## Given entries
⟨

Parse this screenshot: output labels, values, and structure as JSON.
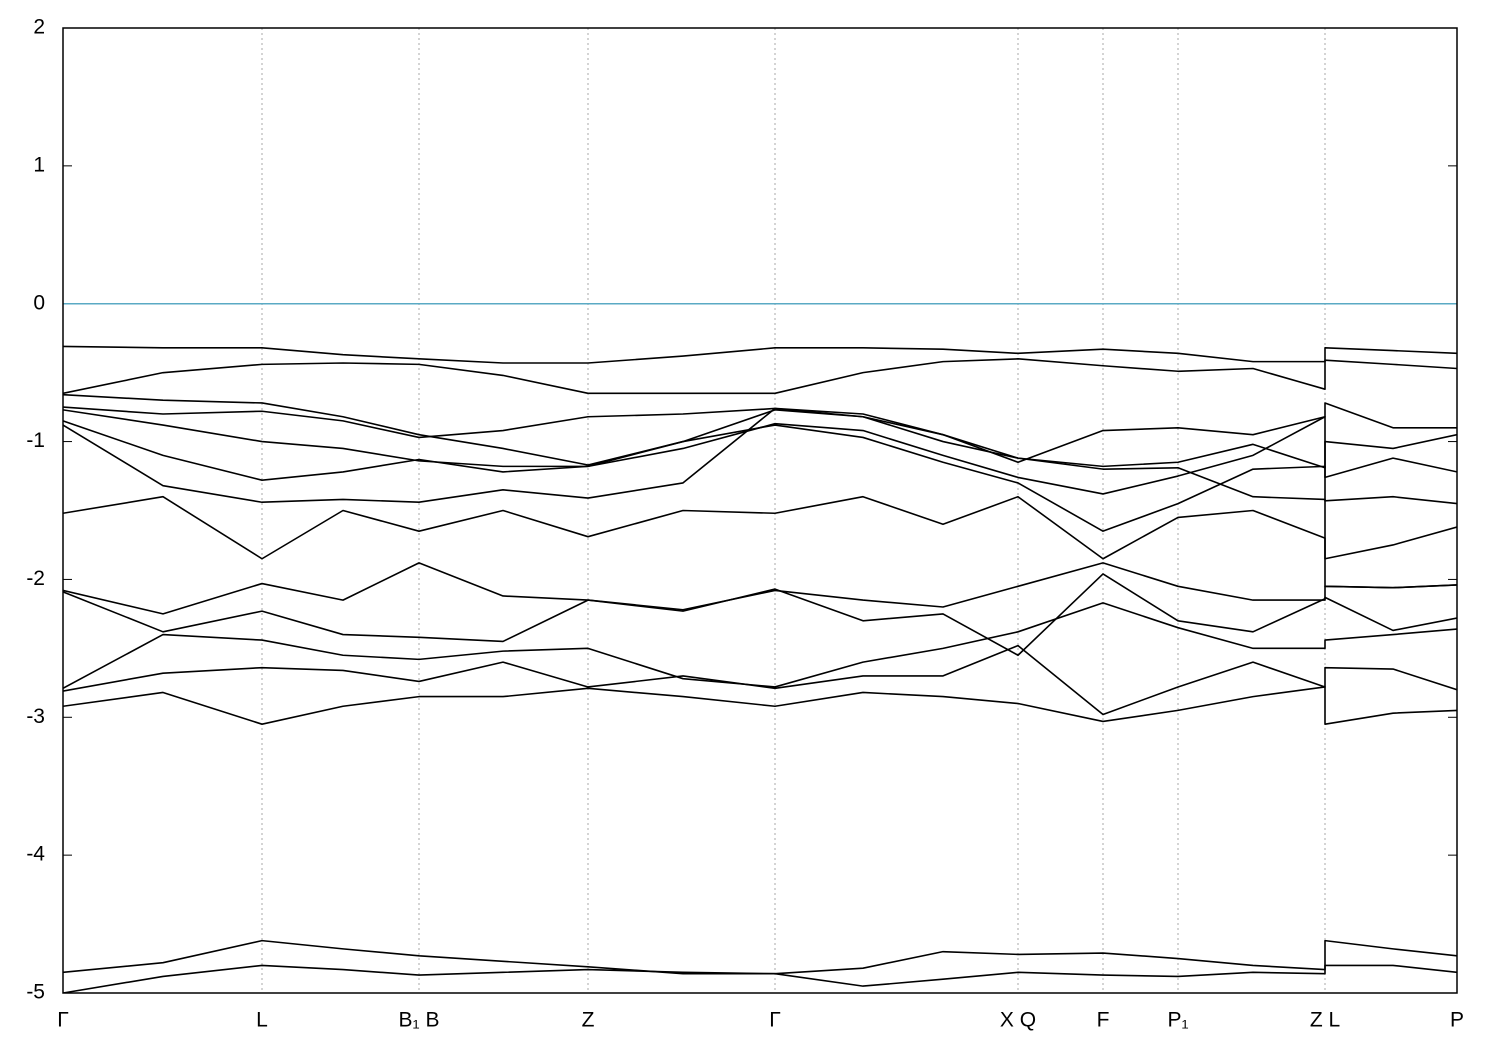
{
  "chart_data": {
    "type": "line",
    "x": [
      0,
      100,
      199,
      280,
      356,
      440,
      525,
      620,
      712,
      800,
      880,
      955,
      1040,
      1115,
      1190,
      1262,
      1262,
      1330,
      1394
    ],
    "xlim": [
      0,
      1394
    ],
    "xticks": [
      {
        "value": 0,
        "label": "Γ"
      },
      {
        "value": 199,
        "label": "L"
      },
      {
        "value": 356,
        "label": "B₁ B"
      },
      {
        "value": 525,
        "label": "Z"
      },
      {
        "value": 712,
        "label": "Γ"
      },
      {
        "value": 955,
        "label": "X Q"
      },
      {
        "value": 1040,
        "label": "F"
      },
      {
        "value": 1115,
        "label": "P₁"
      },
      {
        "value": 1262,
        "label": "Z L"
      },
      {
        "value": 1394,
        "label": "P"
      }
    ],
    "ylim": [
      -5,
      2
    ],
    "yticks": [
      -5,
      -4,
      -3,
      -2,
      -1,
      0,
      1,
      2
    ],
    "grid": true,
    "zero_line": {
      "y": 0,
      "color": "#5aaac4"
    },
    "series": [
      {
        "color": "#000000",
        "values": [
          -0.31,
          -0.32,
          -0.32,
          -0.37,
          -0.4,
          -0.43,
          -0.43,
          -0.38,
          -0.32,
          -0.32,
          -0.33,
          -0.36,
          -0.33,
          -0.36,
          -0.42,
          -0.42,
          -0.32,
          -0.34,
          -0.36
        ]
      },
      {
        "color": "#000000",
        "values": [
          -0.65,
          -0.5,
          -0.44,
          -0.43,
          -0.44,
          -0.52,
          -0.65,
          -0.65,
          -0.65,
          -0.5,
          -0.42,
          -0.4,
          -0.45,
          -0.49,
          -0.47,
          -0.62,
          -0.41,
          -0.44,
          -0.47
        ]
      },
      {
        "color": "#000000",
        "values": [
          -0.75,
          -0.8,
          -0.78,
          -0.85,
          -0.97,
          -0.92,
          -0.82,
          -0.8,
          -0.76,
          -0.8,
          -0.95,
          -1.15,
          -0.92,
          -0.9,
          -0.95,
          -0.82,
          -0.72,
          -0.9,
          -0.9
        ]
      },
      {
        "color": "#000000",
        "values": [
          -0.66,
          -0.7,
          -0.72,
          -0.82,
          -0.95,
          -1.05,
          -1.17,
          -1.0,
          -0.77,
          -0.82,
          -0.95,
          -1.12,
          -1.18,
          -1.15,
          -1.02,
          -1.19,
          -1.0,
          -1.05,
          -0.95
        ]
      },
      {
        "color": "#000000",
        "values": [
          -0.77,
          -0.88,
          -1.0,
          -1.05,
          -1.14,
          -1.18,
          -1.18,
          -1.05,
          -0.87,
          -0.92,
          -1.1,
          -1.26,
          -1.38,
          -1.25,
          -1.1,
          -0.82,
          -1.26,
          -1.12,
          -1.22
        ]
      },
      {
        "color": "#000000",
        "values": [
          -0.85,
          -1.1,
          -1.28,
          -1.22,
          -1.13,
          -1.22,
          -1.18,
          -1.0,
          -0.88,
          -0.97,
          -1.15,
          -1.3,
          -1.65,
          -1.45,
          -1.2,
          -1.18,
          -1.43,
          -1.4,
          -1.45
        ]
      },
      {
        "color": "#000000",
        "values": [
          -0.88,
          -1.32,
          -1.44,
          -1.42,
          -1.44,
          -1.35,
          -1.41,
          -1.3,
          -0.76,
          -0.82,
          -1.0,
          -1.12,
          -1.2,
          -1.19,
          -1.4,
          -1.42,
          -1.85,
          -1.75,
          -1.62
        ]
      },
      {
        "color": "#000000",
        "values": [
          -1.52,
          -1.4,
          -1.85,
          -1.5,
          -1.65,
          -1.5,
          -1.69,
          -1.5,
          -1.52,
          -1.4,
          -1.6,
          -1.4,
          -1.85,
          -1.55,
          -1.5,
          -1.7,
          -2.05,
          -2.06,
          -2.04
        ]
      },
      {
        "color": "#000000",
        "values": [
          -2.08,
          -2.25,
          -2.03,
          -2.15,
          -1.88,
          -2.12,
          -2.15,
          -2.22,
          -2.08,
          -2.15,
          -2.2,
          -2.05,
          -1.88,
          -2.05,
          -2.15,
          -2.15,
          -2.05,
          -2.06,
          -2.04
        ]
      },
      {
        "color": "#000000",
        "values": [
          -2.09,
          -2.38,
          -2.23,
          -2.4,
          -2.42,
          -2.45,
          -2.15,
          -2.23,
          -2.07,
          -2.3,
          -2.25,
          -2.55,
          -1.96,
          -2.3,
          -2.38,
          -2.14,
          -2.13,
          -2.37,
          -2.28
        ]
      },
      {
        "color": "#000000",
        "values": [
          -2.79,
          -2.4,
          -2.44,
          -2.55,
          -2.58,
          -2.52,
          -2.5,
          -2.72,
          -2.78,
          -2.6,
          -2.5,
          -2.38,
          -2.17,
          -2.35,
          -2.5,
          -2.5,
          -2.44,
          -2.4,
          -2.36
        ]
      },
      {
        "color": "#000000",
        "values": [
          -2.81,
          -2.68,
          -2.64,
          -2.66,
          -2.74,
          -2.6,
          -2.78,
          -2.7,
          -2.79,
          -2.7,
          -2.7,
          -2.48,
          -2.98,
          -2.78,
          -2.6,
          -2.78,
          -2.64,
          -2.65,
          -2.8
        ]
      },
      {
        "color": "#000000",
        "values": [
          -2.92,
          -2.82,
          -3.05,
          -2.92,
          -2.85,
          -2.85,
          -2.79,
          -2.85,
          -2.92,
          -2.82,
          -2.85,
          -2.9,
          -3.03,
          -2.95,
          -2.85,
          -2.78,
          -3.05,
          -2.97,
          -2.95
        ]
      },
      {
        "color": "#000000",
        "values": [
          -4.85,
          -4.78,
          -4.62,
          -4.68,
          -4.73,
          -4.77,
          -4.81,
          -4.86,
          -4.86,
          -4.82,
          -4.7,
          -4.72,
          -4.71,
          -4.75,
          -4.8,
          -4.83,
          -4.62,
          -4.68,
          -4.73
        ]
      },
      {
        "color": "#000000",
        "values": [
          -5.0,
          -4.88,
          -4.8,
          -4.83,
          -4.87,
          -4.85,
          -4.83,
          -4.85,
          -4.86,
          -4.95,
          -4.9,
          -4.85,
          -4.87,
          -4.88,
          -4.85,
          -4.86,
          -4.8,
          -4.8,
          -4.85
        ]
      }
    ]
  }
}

⟩

## Request
Print the records above exactly as they stand, but leave out the pictures.

## Problem solution
Parse this screenshot: output labels, values, and structure as JSON.
{
  "chart_data": {
    "type": "line",
    "x": [
      0,
      100,
      199,
      280,
      356,
      440,
      525,
      620,
      712,
      800,
      880,
      955,
      1040,
      1115,
      1190,
      1262,
      1262,
      1330,
      1394
    ],
    "xlim": [
      0,
      1394
    ],
    "xticks": [
      {
        "value": 0,
        "label": "Γ"
      },
      {
        "value": 199,
        "label": "L"
      },
      {
        "value": 356,
        "label": "B₁ B"
      },
      {
        "value": 525,
        "label": "Z"
      },
      {
        "value": 712,
        "label": "Γ"
      },
      {
        "value": 955,
        "label": "X Q"
      },
      {
        "value": 1040,
        "label": "F"
      },
      {
        "value": 1115,
        "label": "P₁"
      },
      {
        "value": 1262,
        "label": "Z L"
      },
      {
        "value": 1394,
        "label": "P"
      }
    ],
    "ylim": [
      -5,
      2
    ],
    "yticks": [
      -5,
      -4,
      -3,
      -2,
      -1,
      0,
      1,
      2
    ],
    "grid": true,
    "zero_line": {
      "y": 0,
      "color": "#5aaac4"
    },
    "series": [
      {
        "color": "#000000",
        "values": [
          -0.31,
          -0.32,
          -0.32,
          -0.37,
          -0.4,
          -0.43,
          -0.43,
          -0.38,
          -0.32,
          -0.32,
          -0.33,
          -0.36,
          -0.33,
          -0.36,
          -0.42,
          -0.42,
          -0.32,
          -0.34,
          -0.36
        ]
      },
      {
        "color": "#000000",
        "values": [
          -0.65,
          -0.5,
          -0.44,
          -0.43,
          -0.44,
          -0.52,
          -0.65,
          -0.65,
          -0.65,
          -0.5,
          -0.42,
          -0.4,
          -0.45,
          -0.49,
          -0.47,
          -0.62,
          -0.41,
          -0.44,
          -0.47
        ]
      },
      {
        "color": "#000000",
        "values": [
          -0.75,
          -0.8,
          -0.78,
          -0.85,
          -0.97,
          -0.92,
          -0.82,
          -0.8,
          -0.76,
          -0.8,
          -0.95,
          -1.15,
          -0.92,
          -0.9,
          -0.95,
          -0.82,
          -0.72,
          -0.9,
          -0.9
        ]
      },
      {
        "color": "#000000",
        "values": [
          -0.66,
          -0.7,
          -0.72,
          -0.82,
          -0.95,
          -1.05,
          -1.17,
          -1.0,
          -0.77,
          -0.82,
          -0.95,
          -1.12,
          -1.18,
          -1.15,
          -1.02,
          -1.19,
          -1.0,
          -1.05,
          -0.95
        ]
      },
      {
        "color": "#000000",
        "values": [
          -0.77,
          -0.88,
          -1.0,
          -1.05,
          -1.14,
          -1.18,
          -1.18,
          -1.05,
          -0.87,
          -0.92,
          -1.1,
          -1.26,
          -1.38,
          -1.25,
          -1.1,
          -0.82,
          -1.26,
          -1.12,
          -1.22
        ]
      },
      {
        "color": "#000000",
        "values": [
          -0.85,
          -1.1,
          -1.28,
          -1.22,
          -1.13,
          -1.22,
          -1.18,
          -1.0,
          -0.88,
          -0.97,
          -1.15,
          -1.3,
          -1.65,
          -1.45,
          -1.2,
          -1.18,
          -1.43,
          -1.4,
          -1.45
        ]
      },
      {
        "color": "#000000",
        "values": [
          -0.88,
          -1.32,
          -1.44,
          -1.42,
          -1.44,
          -1.35,
          -1.41,
          -1.3,
          -0.76,
          -0.82,
          -1.0,
          -1.12,
          -1.2,
          -1.19,
          -1.4,
          -1.42,
          -1.85,
          -1.75,
          -1.62
        ]
      },
      {
        "color": "#000000",
        "values": [
          -1.52,
          -1.4,
          -1.85,
          -1.5,
          -1.65,
          -1.5,
          -1.69,
          -1.5,
          -1.52,
          -1.4,
          -1.6,
          -1.4,
          -1.85,
          -1.55,
          -1.5,
          -1.7,
          -2.05,
          -2.06,
          -2.04
        ]
      },
      {
        "color": "#000000",
        "values": [
          -2.08,
          -2.25,
          -2.03,
          -2.15,
          -1.88,
          -2.12,
          -2.15,
          -2.22,
          -2.08,
          -2.15,
          -2.2,
          -2.05,
          -1.88,
          -2.05,
          -2.15,
          -2.15,
          -2.05,
          -2.06,
          -2.04
        ]
      },
      {
        "color": "#000000",
        "values": [
          -2.09,
          -2.38,
          -2.23,
          -2.4,
          -2.42,
          -2.45,
          -2.15,
          -2.23,
          -2.07,
          -2.3,
          -2.25,
          -2.55,
          -1.96,
          -2.3,
          -2.38,
          -2.14,
          -2.13,
          -2.37,
          -2.28
        ]
      },
      {
        "color": "#000000",
        "values": [
          -2.79,
          -2.4,
          -2.44,
          -2.55,
          -2.58,
          -2.52,
          -2.5,
          -2.72,
          -2.78,
          -2.6,
          -2.5,
          -2.38,
          -2.17,
          -2.35,
          -2.5,
          -2.5,
          -2.44,
          -2.4,
          -2.36
        ]
      },
      {
        "color": "#000000",
        "values": [
          -2.81,
          -2.68,
          -2.64,
          -2.66,
          -2.74,
          -2.6,
          -2.78,
          -2.7,
          -2.79,
          -2.7,
          -2.7,
          -2.48,
          -2.98,
          -2.78,
          -2.6,
          -2.78,
          -2.64,
          -2.65,
          -2.8
        ]
      },
      {
        "color": "#000000",
        "values": [
          -2.92,
          -2.82,
          -3.05,
          -2.92,
          -2.85,
          -2.85,
          -2.79,
          -2.85,
          -2.92,
          -2.82,
          -2.85,
          -2.9,
          -3.03,
          -2.95,
          -2.85,
          -2.78,
          -3.05,
          -2.97,
          -2.95
        ]
      },
      {
        "color": "#000000",
        "values": [
          -4.85,
          -4.78,
          -4.62,
          -4.68,
          -4.73,
          -4.77,
          -4.81,
          -4.86,
          -4.86,
          -4.82,
          -4.7,
          -4.72,
          -4.71,
          -4.75,
          -4.8,
          -4.83,
          -4.62,
          -4.68,
          -4.73
        ]
      },
      {
        "color": "#000000",
        "values": [
          -5.0,
          -4.88,
          -4.8,
          -4.83,
          -4.87,
          -4.85,
          -4.83,
          -4.85,
          -4.86,
          -4.95,
          -4.9,
          -4.85,
          -4.87,
          -4.88,
          -4.85,
          -4.86,
          -4.8,
          -4.8,
          -4.85
        ]
      }
    ]
  }
}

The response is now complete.